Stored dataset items

=======

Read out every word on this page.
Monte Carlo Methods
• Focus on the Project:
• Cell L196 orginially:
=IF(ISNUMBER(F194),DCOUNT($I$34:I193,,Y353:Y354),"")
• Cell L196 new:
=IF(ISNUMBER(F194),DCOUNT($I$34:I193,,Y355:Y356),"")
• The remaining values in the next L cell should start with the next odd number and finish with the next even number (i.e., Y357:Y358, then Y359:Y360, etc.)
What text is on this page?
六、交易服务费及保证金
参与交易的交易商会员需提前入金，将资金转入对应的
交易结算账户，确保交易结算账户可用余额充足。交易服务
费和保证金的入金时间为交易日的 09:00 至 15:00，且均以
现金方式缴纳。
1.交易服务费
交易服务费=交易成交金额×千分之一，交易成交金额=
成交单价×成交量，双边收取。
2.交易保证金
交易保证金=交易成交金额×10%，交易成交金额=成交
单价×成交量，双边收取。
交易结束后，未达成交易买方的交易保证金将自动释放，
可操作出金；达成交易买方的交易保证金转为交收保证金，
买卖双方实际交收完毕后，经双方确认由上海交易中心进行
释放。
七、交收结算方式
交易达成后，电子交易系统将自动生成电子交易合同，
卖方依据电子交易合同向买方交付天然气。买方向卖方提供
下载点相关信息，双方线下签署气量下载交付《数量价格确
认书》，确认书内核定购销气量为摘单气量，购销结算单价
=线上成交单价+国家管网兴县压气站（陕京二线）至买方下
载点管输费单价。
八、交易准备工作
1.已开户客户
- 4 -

=======

**What to do**
Copy the entries above exactly, leaving none out.

**Correct response**
Read out every word on this page.
Monte Carlo Methods
• Focus on the Project:
• Cell L196 orginially:
=IF(ISNUMBER(F194),DCOUNT($I$34:I193,,Y353:Y354),"")
• Cell L196 new:
=IF(ISNUMBER(F194),DCOUNT($I$34:I193,,Y355:Y356),"")
• The remaining values in the next L cell should start with the next odd number and finish with the next even number (i.e., Y357:Y358, then Y359:Y360, etc.)
What text is on this page?
六、交易服务费及保证金
参与交易的交易商会员需提前入金，将资金转入对应的
交易结算账户，确保交易结算账户可用余额充足。交易服务
费和保证金的入金时间为交易日的 09:00 至 15:00，且均以
现金方式缴纳。
1.交易服务费
交易服务费=交易成交金额×千分之一，交易成交金额=
成交单价×成交量，双边收取。
2.交易保证金
交易保证金=交易成交金额×10%，交易成交金额=成交
单价×成交量，双边收取。
交易结束后，未达成交易买方的交易保证金将自动释放，
可操作出金；达成交易买方的交易保证金转为交收保证金，
买卖双方实际交收完毕后，经双方确认由上海交易中心进行
释放。
七、交收结算方式
交易达成后，电子交易系统将自动生成电子交易合同，
卖方依据电子交易合同向买方交付天然气。买方向卖方提供
下载点相关信息，双方线下签署气量下载交付《数量价格确
认书》，确认书内核定购销气量为摘单气量，购销结算单价
=线上成交单价+国家管网兴县压气站（陕京二线）至买方下
载点管输费单价。
八、交易准备工作
1.已开户客户
- 4 -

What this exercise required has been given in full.